[Items from a data source]
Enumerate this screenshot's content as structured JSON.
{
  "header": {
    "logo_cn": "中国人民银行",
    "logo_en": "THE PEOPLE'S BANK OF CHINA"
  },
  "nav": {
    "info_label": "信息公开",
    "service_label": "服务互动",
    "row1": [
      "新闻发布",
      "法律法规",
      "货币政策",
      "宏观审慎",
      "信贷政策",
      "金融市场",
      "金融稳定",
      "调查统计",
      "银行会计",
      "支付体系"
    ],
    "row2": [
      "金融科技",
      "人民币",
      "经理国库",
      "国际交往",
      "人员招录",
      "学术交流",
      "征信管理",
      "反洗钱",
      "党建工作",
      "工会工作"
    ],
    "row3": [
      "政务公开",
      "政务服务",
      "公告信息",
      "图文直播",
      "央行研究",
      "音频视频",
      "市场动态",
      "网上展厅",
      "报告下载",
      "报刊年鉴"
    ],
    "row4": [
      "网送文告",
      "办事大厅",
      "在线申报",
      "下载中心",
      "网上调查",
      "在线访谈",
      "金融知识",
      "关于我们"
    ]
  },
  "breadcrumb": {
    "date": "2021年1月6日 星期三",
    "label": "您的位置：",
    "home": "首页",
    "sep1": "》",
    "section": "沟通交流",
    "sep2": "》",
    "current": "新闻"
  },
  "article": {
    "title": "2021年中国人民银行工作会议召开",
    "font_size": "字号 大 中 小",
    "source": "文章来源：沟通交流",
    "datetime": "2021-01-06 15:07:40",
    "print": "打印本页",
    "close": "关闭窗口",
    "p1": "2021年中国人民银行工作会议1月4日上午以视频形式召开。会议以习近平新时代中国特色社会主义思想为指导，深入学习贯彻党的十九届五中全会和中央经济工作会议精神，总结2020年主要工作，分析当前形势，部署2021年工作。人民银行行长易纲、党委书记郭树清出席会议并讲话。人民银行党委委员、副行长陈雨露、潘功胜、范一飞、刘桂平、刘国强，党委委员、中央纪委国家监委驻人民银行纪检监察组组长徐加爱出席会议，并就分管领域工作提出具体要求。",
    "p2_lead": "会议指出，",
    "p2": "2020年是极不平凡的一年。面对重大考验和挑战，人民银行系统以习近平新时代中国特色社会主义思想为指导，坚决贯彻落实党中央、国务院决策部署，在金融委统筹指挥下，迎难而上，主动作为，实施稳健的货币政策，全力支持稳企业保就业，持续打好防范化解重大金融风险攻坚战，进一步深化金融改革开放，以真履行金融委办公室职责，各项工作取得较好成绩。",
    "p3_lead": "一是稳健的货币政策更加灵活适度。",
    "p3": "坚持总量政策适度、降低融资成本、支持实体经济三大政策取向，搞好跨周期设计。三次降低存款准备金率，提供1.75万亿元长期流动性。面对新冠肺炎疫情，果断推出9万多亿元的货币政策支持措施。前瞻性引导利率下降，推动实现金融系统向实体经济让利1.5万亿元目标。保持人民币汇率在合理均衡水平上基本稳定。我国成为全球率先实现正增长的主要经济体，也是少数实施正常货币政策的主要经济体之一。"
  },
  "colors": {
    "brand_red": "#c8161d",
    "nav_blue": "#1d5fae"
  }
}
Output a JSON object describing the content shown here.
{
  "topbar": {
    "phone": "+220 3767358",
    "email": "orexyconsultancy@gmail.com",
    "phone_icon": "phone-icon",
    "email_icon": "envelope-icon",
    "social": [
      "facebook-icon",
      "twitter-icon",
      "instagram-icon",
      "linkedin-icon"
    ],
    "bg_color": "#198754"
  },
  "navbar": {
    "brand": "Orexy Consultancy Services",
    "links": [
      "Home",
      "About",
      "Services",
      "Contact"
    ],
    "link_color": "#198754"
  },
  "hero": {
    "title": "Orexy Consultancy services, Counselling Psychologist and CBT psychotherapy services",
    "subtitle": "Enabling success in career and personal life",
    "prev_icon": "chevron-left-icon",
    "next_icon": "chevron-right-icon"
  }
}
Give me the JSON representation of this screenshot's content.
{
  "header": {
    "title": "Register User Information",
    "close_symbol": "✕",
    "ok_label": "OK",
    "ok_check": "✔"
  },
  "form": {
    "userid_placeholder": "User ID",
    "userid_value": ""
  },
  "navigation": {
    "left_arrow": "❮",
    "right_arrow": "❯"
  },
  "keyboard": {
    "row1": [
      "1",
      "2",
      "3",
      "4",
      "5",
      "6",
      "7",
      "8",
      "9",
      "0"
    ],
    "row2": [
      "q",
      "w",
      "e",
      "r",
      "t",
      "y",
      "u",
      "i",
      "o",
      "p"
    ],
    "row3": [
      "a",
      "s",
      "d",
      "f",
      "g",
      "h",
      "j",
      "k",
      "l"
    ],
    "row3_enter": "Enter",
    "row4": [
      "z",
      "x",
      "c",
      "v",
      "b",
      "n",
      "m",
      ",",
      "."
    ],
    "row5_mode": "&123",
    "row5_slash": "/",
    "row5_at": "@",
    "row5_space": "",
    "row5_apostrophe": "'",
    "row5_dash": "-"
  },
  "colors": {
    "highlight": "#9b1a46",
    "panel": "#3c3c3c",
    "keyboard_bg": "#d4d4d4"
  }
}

_What to work on:_ Copy every line of the data that holds the string "icon".

_Answer to this task:_
    "phone_icon": "phone-icon",
    "email_icon": "envelope-icon",
      "facebook-icon",
      "twitter-icon",
      "instagram-icon",
      "linkedin-icon"
    "prev_icon": "chevron-left-icon",
    "next_icon": "chevron-right-icon"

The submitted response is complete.